Task to carry out: Copy out every line in which the string "builds" occurs.

(Stored entries)
* * * * * * *
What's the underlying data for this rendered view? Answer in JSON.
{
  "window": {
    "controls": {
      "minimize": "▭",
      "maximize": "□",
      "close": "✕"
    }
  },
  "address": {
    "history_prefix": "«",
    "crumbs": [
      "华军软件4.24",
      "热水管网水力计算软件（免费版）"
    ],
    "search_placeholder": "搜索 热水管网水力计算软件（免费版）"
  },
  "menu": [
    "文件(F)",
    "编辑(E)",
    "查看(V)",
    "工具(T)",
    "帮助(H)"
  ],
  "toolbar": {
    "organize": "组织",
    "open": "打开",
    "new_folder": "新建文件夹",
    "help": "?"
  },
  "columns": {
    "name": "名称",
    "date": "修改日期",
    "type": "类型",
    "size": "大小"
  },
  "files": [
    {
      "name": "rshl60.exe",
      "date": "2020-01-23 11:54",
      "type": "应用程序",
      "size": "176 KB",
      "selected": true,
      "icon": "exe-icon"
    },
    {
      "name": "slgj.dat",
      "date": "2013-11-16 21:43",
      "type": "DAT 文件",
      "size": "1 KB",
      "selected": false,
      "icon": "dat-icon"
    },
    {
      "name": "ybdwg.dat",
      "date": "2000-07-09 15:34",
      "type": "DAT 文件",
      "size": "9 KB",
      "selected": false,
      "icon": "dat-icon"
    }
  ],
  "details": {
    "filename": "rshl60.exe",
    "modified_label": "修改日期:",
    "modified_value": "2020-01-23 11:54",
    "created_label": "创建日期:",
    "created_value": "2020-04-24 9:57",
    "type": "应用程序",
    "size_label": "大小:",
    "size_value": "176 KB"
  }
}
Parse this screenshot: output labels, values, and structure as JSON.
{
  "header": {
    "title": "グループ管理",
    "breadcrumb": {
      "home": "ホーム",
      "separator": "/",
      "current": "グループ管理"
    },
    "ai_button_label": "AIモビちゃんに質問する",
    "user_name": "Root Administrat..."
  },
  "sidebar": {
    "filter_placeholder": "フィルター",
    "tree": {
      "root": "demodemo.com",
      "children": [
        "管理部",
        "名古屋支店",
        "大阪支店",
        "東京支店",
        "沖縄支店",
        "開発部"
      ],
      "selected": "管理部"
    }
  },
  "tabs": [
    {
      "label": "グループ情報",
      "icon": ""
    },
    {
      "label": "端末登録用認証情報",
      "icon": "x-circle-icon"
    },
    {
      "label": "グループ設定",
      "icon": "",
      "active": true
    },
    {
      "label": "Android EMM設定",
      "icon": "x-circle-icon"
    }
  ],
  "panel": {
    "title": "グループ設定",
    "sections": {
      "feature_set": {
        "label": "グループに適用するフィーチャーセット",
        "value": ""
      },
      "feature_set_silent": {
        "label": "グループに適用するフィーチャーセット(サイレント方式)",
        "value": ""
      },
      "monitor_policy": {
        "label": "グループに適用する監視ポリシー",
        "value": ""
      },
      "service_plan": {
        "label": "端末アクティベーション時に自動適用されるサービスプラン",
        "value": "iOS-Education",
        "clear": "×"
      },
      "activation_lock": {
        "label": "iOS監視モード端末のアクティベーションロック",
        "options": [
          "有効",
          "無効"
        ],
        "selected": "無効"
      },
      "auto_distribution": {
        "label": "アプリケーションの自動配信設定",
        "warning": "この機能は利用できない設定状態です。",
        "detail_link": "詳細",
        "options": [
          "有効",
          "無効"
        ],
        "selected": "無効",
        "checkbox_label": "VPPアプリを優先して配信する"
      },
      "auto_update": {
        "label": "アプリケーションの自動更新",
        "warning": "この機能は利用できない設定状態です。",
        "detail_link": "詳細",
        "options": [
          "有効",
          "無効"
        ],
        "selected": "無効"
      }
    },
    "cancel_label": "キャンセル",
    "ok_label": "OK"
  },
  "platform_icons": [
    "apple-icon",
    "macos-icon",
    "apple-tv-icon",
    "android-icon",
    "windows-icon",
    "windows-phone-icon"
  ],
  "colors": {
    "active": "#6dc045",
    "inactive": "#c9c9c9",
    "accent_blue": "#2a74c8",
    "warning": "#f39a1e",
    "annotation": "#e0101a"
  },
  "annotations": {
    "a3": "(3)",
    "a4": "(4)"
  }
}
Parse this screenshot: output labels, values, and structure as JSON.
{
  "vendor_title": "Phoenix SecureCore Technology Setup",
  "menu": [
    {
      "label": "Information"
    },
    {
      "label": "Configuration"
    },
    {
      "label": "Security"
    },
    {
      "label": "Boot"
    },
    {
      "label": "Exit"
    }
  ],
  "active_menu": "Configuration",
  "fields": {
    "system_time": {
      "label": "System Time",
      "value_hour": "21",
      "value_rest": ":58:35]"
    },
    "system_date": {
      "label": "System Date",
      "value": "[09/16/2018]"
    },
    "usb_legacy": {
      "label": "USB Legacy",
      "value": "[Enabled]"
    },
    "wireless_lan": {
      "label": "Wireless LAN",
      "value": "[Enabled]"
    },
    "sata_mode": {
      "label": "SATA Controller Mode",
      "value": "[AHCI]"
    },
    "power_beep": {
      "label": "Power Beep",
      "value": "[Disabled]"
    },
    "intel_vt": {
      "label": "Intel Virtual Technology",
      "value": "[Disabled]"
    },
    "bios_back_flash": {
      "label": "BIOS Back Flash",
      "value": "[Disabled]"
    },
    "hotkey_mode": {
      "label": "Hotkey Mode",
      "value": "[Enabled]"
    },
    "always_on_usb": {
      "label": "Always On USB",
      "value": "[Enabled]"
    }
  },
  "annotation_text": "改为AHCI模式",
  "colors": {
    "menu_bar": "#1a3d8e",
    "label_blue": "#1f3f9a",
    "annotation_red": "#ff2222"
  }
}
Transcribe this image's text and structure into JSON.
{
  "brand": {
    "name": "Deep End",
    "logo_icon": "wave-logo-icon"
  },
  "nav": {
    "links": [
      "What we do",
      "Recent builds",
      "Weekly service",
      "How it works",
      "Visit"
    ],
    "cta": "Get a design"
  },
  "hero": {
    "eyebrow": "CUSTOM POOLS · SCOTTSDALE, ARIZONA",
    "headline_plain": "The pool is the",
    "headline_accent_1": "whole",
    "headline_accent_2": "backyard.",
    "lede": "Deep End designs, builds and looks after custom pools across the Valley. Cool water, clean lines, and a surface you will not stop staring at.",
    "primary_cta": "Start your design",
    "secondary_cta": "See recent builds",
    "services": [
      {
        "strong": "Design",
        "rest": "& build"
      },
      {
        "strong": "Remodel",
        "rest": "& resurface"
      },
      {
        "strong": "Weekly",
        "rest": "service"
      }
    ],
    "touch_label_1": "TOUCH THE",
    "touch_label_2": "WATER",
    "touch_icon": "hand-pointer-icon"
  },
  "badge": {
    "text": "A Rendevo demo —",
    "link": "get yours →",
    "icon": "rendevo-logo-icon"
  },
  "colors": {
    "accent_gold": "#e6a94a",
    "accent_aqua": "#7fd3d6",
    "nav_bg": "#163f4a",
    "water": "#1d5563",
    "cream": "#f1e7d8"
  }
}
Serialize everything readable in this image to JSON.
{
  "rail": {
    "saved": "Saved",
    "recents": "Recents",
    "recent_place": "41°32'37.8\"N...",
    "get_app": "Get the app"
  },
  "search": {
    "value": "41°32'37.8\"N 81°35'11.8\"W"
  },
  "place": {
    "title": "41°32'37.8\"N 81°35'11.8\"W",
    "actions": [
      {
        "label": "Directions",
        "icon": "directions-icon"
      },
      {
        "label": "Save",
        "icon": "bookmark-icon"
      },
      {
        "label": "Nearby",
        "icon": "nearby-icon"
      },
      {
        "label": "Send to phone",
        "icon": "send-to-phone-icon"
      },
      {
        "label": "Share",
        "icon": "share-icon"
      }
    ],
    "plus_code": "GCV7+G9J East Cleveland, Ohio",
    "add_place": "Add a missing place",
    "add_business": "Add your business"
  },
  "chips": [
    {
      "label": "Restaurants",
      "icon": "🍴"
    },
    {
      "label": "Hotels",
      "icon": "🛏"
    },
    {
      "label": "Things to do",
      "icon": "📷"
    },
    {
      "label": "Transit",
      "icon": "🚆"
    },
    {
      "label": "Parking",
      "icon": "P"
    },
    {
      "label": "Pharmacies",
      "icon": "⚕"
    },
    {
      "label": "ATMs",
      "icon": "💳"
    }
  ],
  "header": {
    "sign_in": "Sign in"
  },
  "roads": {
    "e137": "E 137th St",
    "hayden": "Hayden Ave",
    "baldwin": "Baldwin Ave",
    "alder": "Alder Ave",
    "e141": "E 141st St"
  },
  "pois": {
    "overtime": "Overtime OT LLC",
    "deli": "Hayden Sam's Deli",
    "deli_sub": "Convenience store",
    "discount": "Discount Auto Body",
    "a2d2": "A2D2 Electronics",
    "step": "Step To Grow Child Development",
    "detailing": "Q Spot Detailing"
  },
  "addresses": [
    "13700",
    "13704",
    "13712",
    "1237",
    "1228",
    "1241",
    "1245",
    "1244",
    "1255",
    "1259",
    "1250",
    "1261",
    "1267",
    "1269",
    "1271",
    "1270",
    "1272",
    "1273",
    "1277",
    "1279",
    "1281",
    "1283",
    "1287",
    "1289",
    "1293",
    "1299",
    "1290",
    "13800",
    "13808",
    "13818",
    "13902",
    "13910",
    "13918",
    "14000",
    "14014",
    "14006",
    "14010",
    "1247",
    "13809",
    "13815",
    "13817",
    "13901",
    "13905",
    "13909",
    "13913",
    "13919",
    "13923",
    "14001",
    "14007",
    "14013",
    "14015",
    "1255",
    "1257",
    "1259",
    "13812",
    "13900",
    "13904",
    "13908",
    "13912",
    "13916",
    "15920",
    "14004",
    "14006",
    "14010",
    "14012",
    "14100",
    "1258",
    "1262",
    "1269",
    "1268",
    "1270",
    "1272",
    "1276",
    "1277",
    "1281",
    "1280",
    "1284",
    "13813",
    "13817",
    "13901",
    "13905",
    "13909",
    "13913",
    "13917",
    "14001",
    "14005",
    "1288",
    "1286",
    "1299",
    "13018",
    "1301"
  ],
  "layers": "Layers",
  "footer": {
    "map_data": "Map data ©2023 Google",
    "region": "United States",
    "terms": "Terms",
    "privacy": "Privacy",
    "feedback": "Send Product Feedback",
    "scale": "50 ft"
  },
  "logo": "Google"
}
* * * * * * *
Task result:
      "Recent builds",
    "lede": "Deep End designs, builds and looks after custom pools across the Valley. Cool water, clean lines, and a surface you will not stop staring at.",
    "secondary_cta": "See recent builds",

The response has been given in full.